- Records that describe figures
* * * * * * * * *

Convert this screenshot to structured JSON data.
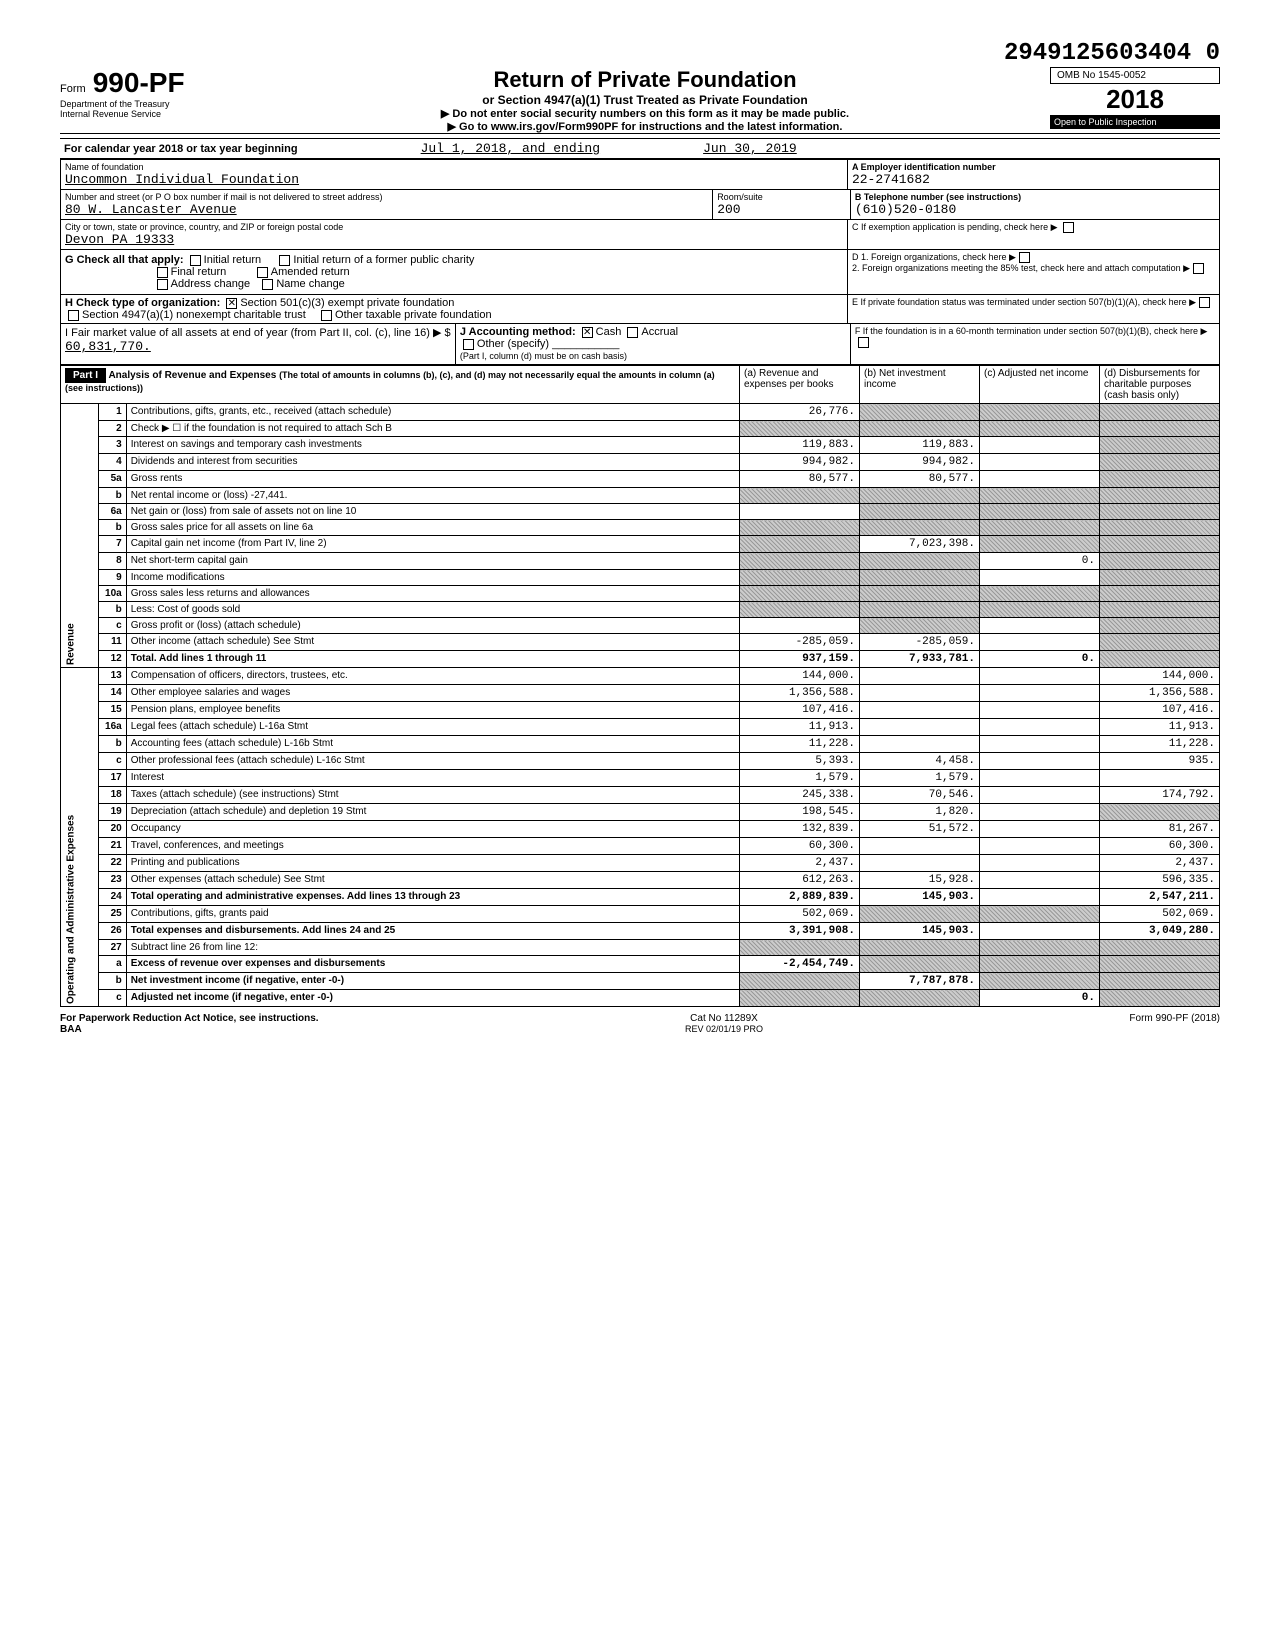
{
  "stamp_number": "2949125603404  0",
  "form": {
    "label": "Form",
    "number": "990-PF",
    "dept1": "Department of the Treasury",
    "dept2": "Internal Revenue Service",
    "title": "Return of Private Foundation",
    "subtitle": "or Section 4947(a)(1) Trust Treated as Private Foundation",
    "instr1": "▶ Do not enter social security numbers on this form as it may be made public.",
    "instr2": "▶ Go to www.irs.gov/Form990PF for instructions and the latest information.",
    "omb": "OMB No 1545-0052",
    "year": "2018",
    "inspection": "Open to Public Inspection"
  },
  "calendar": {
    "label": "For calendar year 2018 or tax year beginning",
    "begin": "Jul 1, 2018, and ending",
    "end": "Jun 30, 2019"
  },
  "foundation": {
    "name_label": "Name of foundation",
    "name": "Uncommon Individual Foundation",
    "addr_label": "Number and street (or P O box number if mail is not delivered to street address)",
    "addr": "80 W. Lancaster Avenue",
    "room_label": "Room/suite",
    "room": "200",
    "city_label": "City or town, state or province, country, and ZIP or foreign postal code",
    "city": "Devon PA 19333",
    "ein_label": "A  Employer identification number",
    "ein": "22-2741682",
    "phone_label": "B  Telephone number (see instructions)",
    "phone": "(610)520-0180",
    "c_label": "C  If exemption application is pending, check here ▶",
    "d1_label": "D  1. Foreign organizations, check here",
    "d2_label": "2. Foreign organizations meeting the 85% test, check here and attach computation",
    "e_label": "E  If private foundation status was terminated under section 507(b)(1)(A), check here",
    "f_label": "F  If the foundation is in a 60-month termination under section 507(b)(1)(B), check here"
  },
  "section_g": {
    "label": "G  Check all that apply:",
    "initial": "Initial return",
    "initial_former": "Initial return of a former public charity",
    "final": "Final return",
    "amended": "Amended return",
    "addr_change": "Address change",
    "name_change": "Name change"
  },
  "section_h": {
    "label": "H  Check type of organization:",
    "opt1": "Section 501(c)(3) exempt private foundation",
    "opt2": "Section 4947(a)(1) nonexempt charitable trust",
    "opt3": "Other taxable private foundation"
  },
  "section_i": {
    "label": "I  Fair market value of all assets at end of year (from Part II, col. (c), line 16) ▶ $",
    "value": "60,831,770."
  },
  "section_j": {
    "label": "J  Accounting method:",
    "cash": "Cash",
    "accrual": "Accrual",
    "other": "Other (specify)",
    "note": "(Part I, column (d) must be on cash basis)"
  },
  "part1": {
    "header": "Part I",
    "title": "Analysis of Revenue and Expenses",
    "note": "(The total of amounts in columns (b), (c), and (d) may not necessarily equal the amounts in column (a) (see instructions))",
    "col_a": "(a) Revenue and expenses per books",
    "col_b": "(b) Net investment income",
    "col_c": "(c) Adjusted net income",
    "col_d": "(d) Disbursements for charitable purposes (cash basis only)"
  },
  "revenue_label": "Revenue",
  "expenses_label": "Operating and Administrative Expenses",
  "lines": [
    {
      "n": "1",
      "desc": "Contributions, gifts, grants, etc., received (attach schedule)",
      "a": "26,776.",
      "b": "",
      "c": "",
      "d": "",
      "shade_b": true,
      "shade_c": true,
      "shade_d": true
    },
    {
      "n": "2",
      "desc": "Check ▶ ☐ if the foundation is not required to attach Sch B",
      "a": "",
      "b": "",
      "c": "",
      "d": "",
      "shade_a": true,
      "shade_b": true,
      "shade_c": true,
      "shade_d": true
    },
    {
      "n": "3",
      "desc": "Interest on savings and temporary cash investments",
      "a": "119,883.",
      "b": "119,883.",
      "c": "",
      "d": "",
      "shade_d": true
    },
    {
      "n": "4",
      "desc": "Dividends and interest from securities",
      "a": "994,982.",
      "b": "994,982.",
      "c": "",
      "d": "",
      "shade_d": true
    },
    {
      "n": "5a",
      "desc": "Gross rents",
      "a": "80,577.",
      "b": "80,577.",
      "c": "",
      "d": "",
      "shade_d": true
    },
    {
      "n": "b",
      "desc": "Net rental income or (loss)            -27,441.",
      "a": "",
      "b": "",
      "c": "",
      "d": "",
      "shade_a": true,
      "shade_b": true,
      "shade_c": true,
      "shade_d": true
    },
    {
      "n": "6a",
      "desc": "Net gain or (loss) from sale of assets not on line 10",
      "a": "",
      "b": "",
      "c": "",
      "d": "",
      "shade_b": true,
      "shade_c": true,
      "shade_d": true
    },
    {
      "n": "b",
      "desc": "Gross sales price for all assets on line 6a",
      "a": "",
      "b": "",
      "c": "",
      "d": "",
      "shade_a": true,
      "shade_b": true,
      "shade_c": true,
      "shade_d": true
    },
    {
      "n": "7",
      "desc": "Capital gain net income (from Part IV, line 2)",
      "a": "",
      "b": "7,023,398.",
      "c": "",
      "d": "",
      "shade_a": true,
      "shade_c": true,
      "shade_d": true
    },
    {
      "n": "8",
      "desc": "Net short-term capital gain",
      "a": "",
      "b": "",
      "c": "0.",
      "d": "",
      "shade_a": true,
      "shade_b": true,
      "shade_d": true
    },
    {
      "n": "9",
      "desc": "Income modifications",
      "a": "",
      "b": "",
      "c": "",
      "d": "",
      "shade_a": true,
      "shade_b": true,
      "shade_d": true
    },
    {
      "n": "10a",
      "desc": "Gross sales less returns and allowances",
      "a": "",
      "b": "",
      "c": "",
      "d": "",
      "shade_a": true,
      "shade_b": true,
      "shade_c": true,
      "shade_d": true
    },
    {
      "n": "b",
      "desc": "Less: Cost of goods sold",
      "a": "",
      "b": "",
      "c": "",
      "d": "",
      "shade_a": true,
      "shade_b": true,
      "shade_c": true,
      "shade_d": true
    },
    {
      "n": "c",
      "desc": "Gross profit or (loss) (attach schedule)",
      "a": "",
      "b": "",
      "c": "",
      "d": "",
      "shade_b": true,
      "shade_d": true
    },
    {
      "n": "11",
      "desc": "Other income (attach schedule)  See Stmt",
      "a": "-285,059.",
      "b": "-285,059.",
      "c": "",
      "d": "",
      "shade_d": true
    },
    {
      "n": "12",
      "desc": "Total. Add lines 1 through 11",
      "a": "937,159.",
      "b": "7,933,781.",
      "c": "0.",
      "d": "",
      "bold": true,
      "shade_d": true
    },
    {
      "n": "13",
      "desc": "Compensation of officers, directors, trustees, etc.",
      "a": "144,000.",
      "b": "",
      "c": "",
      "d": "144,000."
    },
    {
      "n": "14",
      "desc": "Other employee salaries and wages",
      "a": "1,356,588.",
      "b": "",
      "c": "",
      "d": "1,356,588."
    },
    {
      "n": "15",
      "desc": "Pension plans, employee benefits",
      "a": "107,416.",
      "b": "",
      "c": "",
      "d": "107,416."
    },
    {
      "n": "16a",
      "desc": "Legal fees (attach schedule)       L-16a Stmt",
      "a": "11,913.",
      "b": "",
      "c": "",
      "d": "11,913."
    },
    {
      "n": "b",
      "desc": "Accounting fees (attach schedule)  L-16b Stmt",
      "a": "11,228.",
      "b": "",
      "c": "",
      "d": "11,228."
    },
    {
      "n": "c",
      "desc": "Other professional fees (attach schedule) L-16c Stmt",
      "a": "5,393.",
      "b": "4,458.",
      "c": "",
      "d": "935."
    },
    {
      "n": "17",
      "desc": "Interest",
      "a": "1,579.",
      "b": "1,579.",
      "c": "",
      "d": ""
    },
    {
      "n": "18",
      "desc": "Taxes (attach schedule) (see instructions) Stmt",
      "a": "245,338.",
      "b": "70,546.",
      "c": "",
      "d": "174,792."
    },
    {
      "n": "19",
      "desc": "Depreciation (attach schedule) and depletion 19 Stmt",
      "a": "198,545.",
      "b": "1,820.",
      "c": "",
      "d": "",
      "shade_d": true
    },
    {
      "n": "20",
      "desc": "Occupancy",
      "a": "132,839.",
      "b": "51,572.",
      "c": "",
      "d": "81,267."
    },
    {
      "n": "21",
      "desc": "Travel, conferences, and meetings",
      "a": "60,300.",
      "b": "",
      "c": "",
      "d": "60,300."
    },
    {
      "n": "22",
      "desc": "Printing and publications",
      "a": "2,437.",
      "b": "",
      "c": "",
      "d": "2,437."
    },
    {
      "n": "23",
      "desc": "Other expenses (attach schedule) See Stmt",
      "a": "612,263.",
      "b": "15,928.",
      "c": "",
      "d": "596,335."
    },
    {
      "n": "24",
      "desc": "Total operating and administrative expenses. Add lines 13 through 23",
      "a": "2,889,839.",
      "b": "145,903.",
      "c": "",
      "d": "2,547,211.",
      "bold": true
    },
    {
      "n": "25",
      "desc": "Contributions, gifts, grants paid",
      "a": "502,069.",
      "b": "",
      "c": "",
      "d": "502,069.",
      "shade_b": true,
      "shade_c": true
    },
    {
      "n": "26",
      "desc": "Total expenses and disbursements. Add lines 24 and 25",
      "a": "3,391,908.",
      "b": "145,903.",
      "c": "",
      "d": "3,049,280.",
      "bold": true
    },
    {
      "n": "27",
      "desc": "Subtract line 26 from line 12:",
      "a": "",
      "b": "",
      "c": "",
      "d": "",
      "shade_a": true,
      "shade_b": true,
      "shade_c": true,
      "shade_d": true
    },
    {
      "n": "a",
      "desc": "Excess of revenue over expenses and disbursements",
      "a": "-2,454,749.",
      "b": "",
      "c": "",
      "d": "",
      "bold": true,
      "shade_b": true,
      "shade_c": true,
      "shade_d": true
    },
    {
      "n": "b",
      "desc": "Net investment income (if negative, enter -0-)",
      "a": "",
      "b": "7,787,878.",
      "c": "",
      "d": "",
      "bold": true,
      "shade_a": true,
      "shade_c": true,
      "shade_d": true
    },
    {
      "n": "c",
      "desc": "Adjusted net income (if negative, enter -0-)",
      "a": "",
      "b": "",
      "c": "0.",
      "d": "",
      "bold": true,
      "shade_a": true,
      "shade_b": true,
      "shade_d": true
    }
  ],
  "footer": {
    "left": "For Paperwork Reduction Act Notice, see instructions.",
    "baa": "BAA",
    "cat": "Cat No 11289X",
    "rev": "REV 02/01/19 PRO",
    "right": "Form 990-PF (2018)"
  }
}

* * * * * * * * *

- PROMPT
Check every line for "gifts" and show the ones that have it.

- CORRECT RESULT
      "desc": "Contributions, gifts, grants, etc., received (attach schedule)",
      "desc": "Contributions, gifts, grants paid",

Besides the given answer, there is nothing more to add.